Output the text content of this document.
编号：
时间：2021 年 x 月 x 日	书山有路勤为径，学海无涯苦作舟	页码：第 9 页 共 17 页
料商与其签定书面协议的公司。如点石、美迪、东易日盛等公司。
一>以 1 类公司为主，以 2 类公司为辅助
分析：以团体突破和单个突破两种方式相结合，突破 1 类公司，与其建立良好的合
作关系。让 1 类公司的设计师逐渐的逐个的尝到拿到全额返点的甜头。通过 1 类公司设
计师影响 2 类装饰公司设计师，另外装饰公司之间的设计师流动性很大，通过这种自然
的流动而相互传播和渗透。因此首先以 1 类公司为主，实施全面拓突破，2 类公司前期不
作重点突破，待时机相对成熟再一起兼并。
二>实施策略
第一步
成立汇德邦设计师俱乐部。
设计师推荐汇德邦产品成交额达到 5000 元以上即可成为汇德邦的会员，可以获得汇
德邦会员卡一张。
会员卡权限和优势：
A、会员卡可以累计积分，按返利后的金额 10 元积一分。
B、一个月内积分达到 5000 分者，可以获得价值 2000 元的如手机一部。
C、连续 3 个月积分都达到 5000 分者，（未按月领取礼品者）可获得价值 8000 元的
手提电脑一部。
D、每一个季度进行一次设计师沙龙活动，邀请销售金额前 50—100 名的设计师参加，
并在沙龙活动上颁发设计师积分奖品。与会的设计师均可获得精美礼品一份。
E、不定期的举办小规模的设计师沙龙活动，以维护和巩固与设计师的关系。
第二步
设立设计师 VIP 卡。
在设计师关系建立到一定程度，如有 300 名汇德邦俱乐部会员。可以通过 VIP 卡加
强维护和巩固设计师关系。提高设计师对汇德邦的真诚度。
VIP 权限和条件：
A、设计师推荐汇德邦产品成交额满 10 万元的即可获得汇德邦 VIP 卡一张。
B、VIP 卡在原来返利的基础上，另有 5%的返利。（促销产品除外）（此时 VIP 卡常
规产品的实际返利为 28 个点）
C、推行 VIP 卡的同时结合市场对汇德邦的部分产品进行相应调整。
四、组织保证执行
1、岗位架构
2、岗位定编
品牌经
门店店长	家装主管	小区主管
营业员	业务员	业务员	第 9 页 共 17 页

* [Set problem]
Every entry above should be retyped exactly as shown.

* [Expected answer]
Output the text content of this document.
编号：
时间：2021 年 x 月 x 日	书山有路勤为径，学海无涯苦作舟	页码：第 9 页 共 17 页
料商与其签定书面协议的公司。如点石、美迪、东易日盛等公司。
一>以 1 类公司为主，以 2 类公司为辅助
分析：以团体突破和单个突破两种方式相结合，突破 1 类公司，与其建立良好的合
作关系。让 1 类公司的设计师逐渐的逐个的尝到拿到全额返点的甜头。通过 1 类公司设
计师影响 2 类装饰公司设计师，另外装饰公司之间的设计师流动性很大，通过这种自然
的流动而相互传播和渗透。因此首先以 1 类公司为主，实施全面拓突破，2 类公司前期不
作重点突破，待时机相对成熟再一起兼并。
二>实施策略
第一步
成立汇德邦设计师俱乐部。
设计师推荐汇德邦产品成交额达到 5000 元以上即可成为汇德邦的会员，可以获得汇
德邦会员卡一张。
会员卡权限和优势：
A、会员卡可以累计积分，按返利后的金额 10 元积一分。
B、一个月内积分达到 5000 分者，可以获得价值 2000 元的如手机一部。
C、连续 3 个月积分都达到 5000 分者，（未按月领取礼品者）可获得价值 8000 元的
手提电脑一部。
D、每一个季度进行一次设计师沙龙活动，邀请销售金额前 50—100 名的设计师参加，
并在沙龙活动上颁发设计师积分奖品。与会的设计师均可获得精美礼品一份。
E、不定期的举办小规模的设计师沙龙活动，以维护和巩固与设计师的关系。
第二步
设立设计师 VIP 卡。
在设计师关系建立到一定程度，如有 300 名汇德邦俱乐部会员。可以通过 VIP 卡加
强维护和巩固设计师关系。提高设计师对汇德邦的真诚度。
VIP 权限和条件：
A、设计师推荐汇德邦产品成交额满 10 万元的即可获得汇德邦 VIP 卡一张。
B、VIP 卡在原来返利的基础上，另有 5%的返利。（促销产品除外）（此时 VIP 卡常
规产品的实际返利为 28 个点）
C、推行 VIP 卡的同时结合市场对汇德邦的部分产品进行相应调整。
四、组织保证执行
1、岗位架构
2、岗位定编
品牌经
门店店长	家装主管	小区主管
营业员	业务员	业务员	第 9 页 共 17 页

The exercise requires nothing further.